● What to work on: Repeat the material below word for word and leave out all pictures.

Extracted data entries:
* * *

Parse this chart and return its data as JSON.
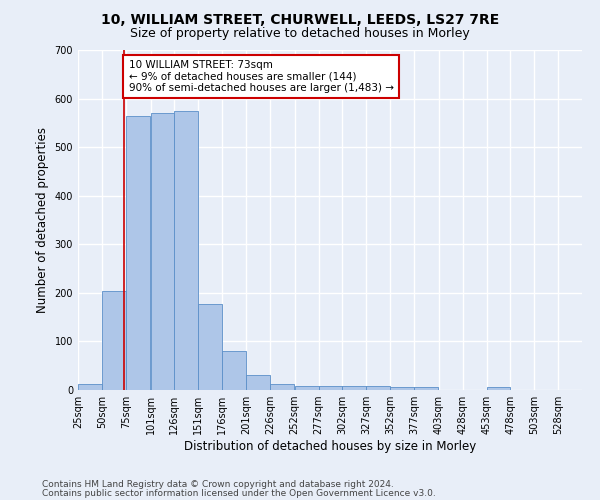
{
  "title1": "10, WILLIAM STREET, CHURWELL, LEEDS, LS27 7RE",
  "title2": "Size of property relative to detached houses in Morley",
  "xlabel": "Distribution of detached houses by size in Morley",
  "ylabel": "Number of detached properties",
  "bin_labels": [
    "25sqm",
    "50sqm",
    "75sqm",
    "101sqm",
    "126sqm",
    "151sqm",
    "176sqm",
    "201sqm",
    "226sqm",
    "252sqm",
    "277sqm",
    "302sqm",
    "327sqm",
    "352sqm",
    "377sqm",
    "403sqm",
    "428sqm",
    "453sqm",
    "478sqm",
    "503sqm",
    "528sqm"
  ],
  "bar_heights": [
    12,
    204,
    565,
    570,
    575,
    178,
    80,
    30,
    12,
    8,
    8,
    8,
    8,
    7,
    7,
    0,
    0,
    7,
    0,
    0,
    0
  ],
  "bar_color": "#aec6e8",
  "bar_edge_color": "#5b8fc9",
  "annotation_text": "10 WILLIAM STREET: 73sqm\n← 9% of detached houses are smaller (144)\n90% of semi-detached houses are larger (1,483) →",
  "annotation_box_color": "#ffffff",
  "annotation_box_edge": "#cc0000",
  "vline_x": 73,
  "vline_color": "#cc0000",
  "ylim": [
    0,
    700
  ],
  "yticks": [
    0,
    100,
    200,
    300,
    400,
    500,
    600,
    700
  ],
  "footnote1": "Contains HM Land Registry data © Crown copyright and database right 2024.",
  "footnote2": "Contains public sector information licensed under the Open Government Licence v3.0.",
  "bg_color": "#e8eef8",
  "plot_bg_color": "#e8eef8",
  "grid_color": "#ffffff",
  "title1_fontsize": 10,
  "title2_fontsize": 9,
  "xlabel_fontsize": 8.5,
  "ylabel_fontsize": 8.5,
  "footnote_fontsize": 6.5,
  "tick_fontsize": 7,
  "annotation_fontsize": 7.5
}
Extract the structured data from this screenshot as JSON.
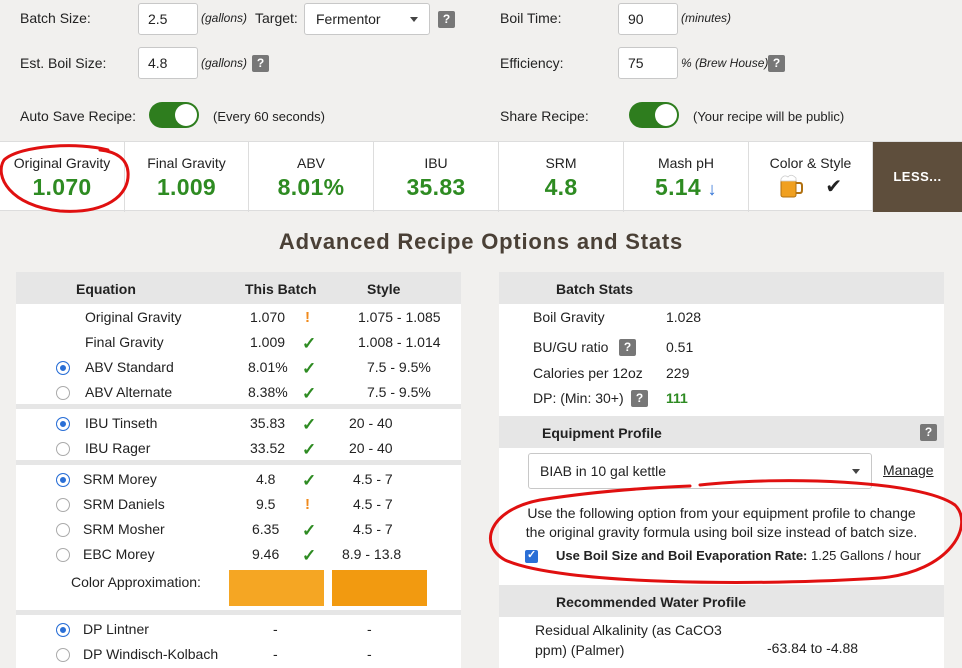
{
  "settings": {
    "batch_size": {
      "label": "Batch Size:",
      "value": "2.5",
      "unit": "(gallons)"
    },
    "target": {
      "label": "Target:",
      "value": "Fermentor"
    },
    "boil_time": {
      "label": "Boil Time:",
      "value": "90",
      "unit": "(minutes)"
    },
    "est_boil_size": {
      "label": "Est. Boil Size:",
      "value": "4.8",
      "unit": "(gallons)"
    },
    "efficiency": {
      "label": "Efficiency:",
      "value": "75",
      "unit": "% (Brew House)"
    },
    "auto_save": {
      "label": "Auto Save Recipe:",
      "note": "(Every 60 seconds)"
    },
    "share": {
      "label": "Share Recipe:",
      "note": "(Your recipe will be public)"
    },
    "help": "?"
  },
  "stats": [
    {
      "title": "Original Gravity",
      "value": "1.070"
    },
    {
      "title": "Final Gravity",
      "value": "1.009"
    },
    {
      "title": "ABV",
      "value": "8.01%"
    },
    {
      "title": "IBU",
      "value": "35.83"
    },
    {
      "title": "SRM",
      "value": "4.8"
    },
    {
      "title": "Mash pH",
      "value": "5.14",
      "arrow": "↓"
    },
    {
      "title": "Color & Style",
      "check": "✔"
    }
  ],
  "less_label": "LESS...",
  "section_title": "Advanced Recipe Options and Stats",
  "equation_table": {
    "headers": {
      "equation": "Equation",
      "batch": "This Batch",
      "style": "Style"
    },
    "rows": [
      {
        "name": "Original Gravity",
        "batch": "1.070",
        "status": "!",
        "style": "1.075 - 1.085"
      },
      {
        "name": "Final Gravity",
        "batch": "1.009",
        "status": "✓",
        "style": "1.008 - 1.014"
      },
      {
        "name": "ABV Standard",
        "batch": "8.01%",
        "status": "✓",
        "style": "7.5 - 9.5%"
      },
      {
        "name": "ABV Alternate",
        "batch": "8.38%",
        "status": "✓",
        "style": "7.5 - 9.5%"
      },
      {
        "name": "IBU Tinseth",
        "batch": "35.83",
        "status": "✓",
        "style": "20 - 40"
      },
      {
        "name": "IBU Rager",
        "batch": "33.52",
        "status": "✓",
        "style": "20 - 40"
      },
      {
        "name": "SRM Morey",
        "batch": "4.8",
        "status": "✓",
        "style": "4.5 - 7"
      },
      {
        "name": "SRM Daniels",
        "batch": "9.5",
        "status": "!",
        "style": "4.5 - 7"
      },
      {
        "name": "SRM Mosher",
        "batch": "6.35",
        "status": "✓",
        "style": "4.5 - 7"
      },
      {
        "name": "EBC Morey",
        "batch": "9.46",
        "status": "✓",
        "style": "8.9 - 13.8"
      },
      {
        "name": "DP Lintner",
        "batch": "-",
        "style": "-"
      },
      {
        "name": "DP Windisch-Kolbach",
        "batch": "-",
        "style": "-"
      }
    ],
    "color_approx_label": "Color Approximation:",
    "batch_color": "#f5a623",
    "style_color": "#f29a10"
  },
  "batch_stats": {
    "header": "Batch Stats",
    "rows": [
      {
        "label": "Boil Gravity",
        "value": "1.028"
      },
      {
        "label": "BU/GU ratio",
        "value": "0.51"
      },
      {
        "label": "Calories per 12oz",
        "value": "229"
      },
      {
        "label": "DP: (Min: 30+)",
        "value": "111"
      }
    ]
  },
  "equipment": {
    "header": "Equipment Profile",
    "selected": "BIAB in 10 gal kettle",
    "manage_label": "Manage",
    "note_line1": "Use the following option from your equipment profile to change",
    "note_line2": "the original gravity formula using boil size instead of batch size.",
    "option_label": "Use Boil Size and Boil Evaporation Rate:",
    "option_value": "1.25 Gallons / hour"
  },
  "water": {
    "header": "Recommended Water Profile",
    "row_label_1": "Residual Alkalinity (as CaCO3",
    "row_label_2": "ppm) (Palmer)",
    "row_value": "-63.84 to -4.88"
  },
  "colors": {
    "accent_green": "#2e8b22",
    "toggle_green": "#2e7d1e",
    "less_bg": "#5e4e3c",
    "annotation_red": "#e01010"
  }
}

* * *

● The response:
Parse this chart and return its data as JSON.
{
  "title1": "10, WILLIAM STREET, CHURWELL, LEEDS, LS27 7RE",
  "title2": "Size of property relative to detached houses in Morley",
  "xlabel": "Distribution of detached houses by size in Morley",
  "ylabel": "Number of detached properties",
  "bin_labels": [
    "25sqm",
    "50sqm",
    "75sqm",
    "101sqm",
    "126sqm",
    "151sqm",
    "176sqm",
    "201sqm",
    "226sqm",
    "252sqm",
    "277sqm",
    "302sqm",
    "327sqm",
    "352sqm",
    "377sqm",
    "403sqm",
    "428sqm",
    "453sqm",
    "478sqm",
    "503sqm",
    "528sqm"
  ],
  "bar_heights": [
    12,
    204,
    565,
    570,
    575,
    178,
    80,
    30,
    12,
    8,
    8,
    8,
    8,
    7,
    7,
    0,
    0,
    7,
    0,
    0,
    0
  ],
  "bar_color": "#aec6e8",
  "bar_edge_color": "#5b8fc9",
  "annotation_text": "10 WILLIAM STREET: 73sqm\n← 9% of detached houses are smaller (144)\n90% of semi-detached houses are larger (1,483) →",
  "annotation_box_color": "#ffffff",
  "annotation_box_edge": "#cc0000",
  "vline_x": 73,
  "vline_color": "#cc0000",
  "ylim": [
    0,
    700
  ],
  "yticks": [
    0,
    100,
    200,
    300,
    400,
    500,
    600,
    700
  ],
  "footnote1": "Contains HM Land Registry data © Crown copyright and database right 2024.",
  "footnote2": "Contains public sector information licensed under the Open Government Licence v3.0.",
  "bg_color": "#e8eef8",
  "plot_bg_color": "#e8eef8",
  "grid_color": "#ffffff",
  "title1_fontsize": 10,
  "title2_fontsize": 9,
  "xlabel_fontsize": 8.5,
  "ylabel_fontsize": 8.5,
  "footnote_fontsize": 6.5,
  "tick_fontsize": 7,
  "annotation_fontsize": 7.5
}
Extract the structured data from this screenshot as JSON.
{
  "settings": {
    "batch_size": {
      "label": "Batch Size:",
      "value": "2.5",
      "unit": "(gallons)"
    },
    "target": {
      "label": "Target:",
      "value": "Fermentor"
    },
    "boil_time": {
      "label": "Boil Time:",
      "value": "90",
      "unit": "(minutes)"
    },
    "est_boil_size": {
      "label": "Est. Boil Size:",
      "value": "4.8",
      "unit": "(gallons)"
    },
    "efficiency": {
      "label": "Efficiency:",
      "value": "75",
      "unit": "% (Brew House)"
    },
    "auto_save": {
      "label": "Auto Save Recipe:",
      "note": "(Every 60 seconds)"
    },
    "share": {
      "label": "Share Recipe:",
      "note": "(Your recipe will be public)"
    },
    "help": "?"
  },
  "stats": [
    {
      "title": "Original Gravity",
      "value": "1.070"
    },
    {
      "title": "Final Gravity",
      "value": "1.009"
    },
    {
      "title": "ABV",
      "value": "8.01%"
    },
    {
      "title": "IBU",
      "value": "35.83"
    },
    {
      "title": "SRM",
      "value": "4.8"
    },
    {
      "title": "Mash pH",
      "value": "5.14",
      "arrow": "↓"
    },
    {
      "title": "Color & Style",
      "check": "✔"
    }
  ],
  "less_label": "LESS...",
  "section_title": "Advanced Recipe Options and Stats",
  "equation_table": {
    "headers": {
      "equation": "Equation",
      "batch": "This Batch",
      "style": "Style"
    },
    "rows": [
      {
        "name": "Original Gravity",
        "batch": "1.070",
        "status": "!",
        "style": "1.075 - 1.085"
      },
      {
        "name": "Final Gravity",
        "batch": "1.009",
        "status": "✓",
        "style": "1.008 - 1.014"
      },
      {
        "name": "ABV Standard",
        "batch": "8.01%",
        "status": "✓",
        "style": "7.5 - 9.5%"
      },
      {
        "name": "ABV Alternate",
        "batch": "8.38%",
        "status": "✓",
        "style": "7.5 - 9.5%"
      },
      {
        "name": "IBU Tinseth",
        "batch": "35.83",
        "status": "✓",
        "style": "20 - 40"
      },
      {
        "name": "IBU Rager",
        "batch": "33.52",
        "status": "✓",
        "style": "20 - 40"
      },
      {
        "name": "SRM Morey",
        "batch": "4.8",
        "status": "✓",
        "style": "4.5 - 7"
      },
      {
        "name": "SRM Daniels",
        "batch": "9.5",
        "status": "!",
        "style": "4.5 - 7"
      },
      {
        "name": "SRM Mosher",
        "batch": "6.35",
        "status": "✓",
        "style": "4.5 - 7"
      },
      {
        "name": "EBC Morey",
        "batch": "9.46",
        "status": "✓",
        "style": "8.9 - 13.8"
      },
      {
        "name": "DP Lintner",
        "batch": "-",
        "style": "-"
      },
      {
        "name": "DP Windisch-Kolbach",
        "batch": "-",
        "style": "-"
      }
    ],
    "color_approx_label": "Color Approximation:",
    "batch_color": "#f5a623",
    "style_color": "#f29a10"
  },
  "batch_stats": {
    "header": "Batch Stats",
    "rows": [
      {
        "label": "Boil Gravity",
        "value": "1.028"
      },
      {
        "label": "BU/GU ratio",
        "value": "0.51"
      },
      {
        "label": "Calories per 12oz",
        "value": "229"
      },
      {
        "label": "DP: (Min: 30+)",
        "value": "111"
      }
    ]
  },
  "equipment": {
    "header": "Equipment Profile",
    "selected": "BIAB in 10 gal kettle",
    "manage_label": "Manage",
    "note_line1": "Use the following option from your equipment profile to change",
    "note_line2": "the original gravity formula using boil size instead of batch size.",
    "option_label": "Use Boil Size and Boil Evaporation Rate:",
    "option_value": "1.25 Gallons / hour"
  },
  "water": {
    "header": "Recommended Water Profile",
    "row_label_1": "Residual Alkalinity (as CaCO3",
    "row_label_2": "ppm) (Palmer)",
    "row_value": "-63.84 to -4.88"
  },
  "colors": {
    "accent_green": "#2e8b22",
    "toggle_green": "#2e7d1e",
    "less_bg": "#5e4e3c",
    "annotation_red": "#e01010"
  }
}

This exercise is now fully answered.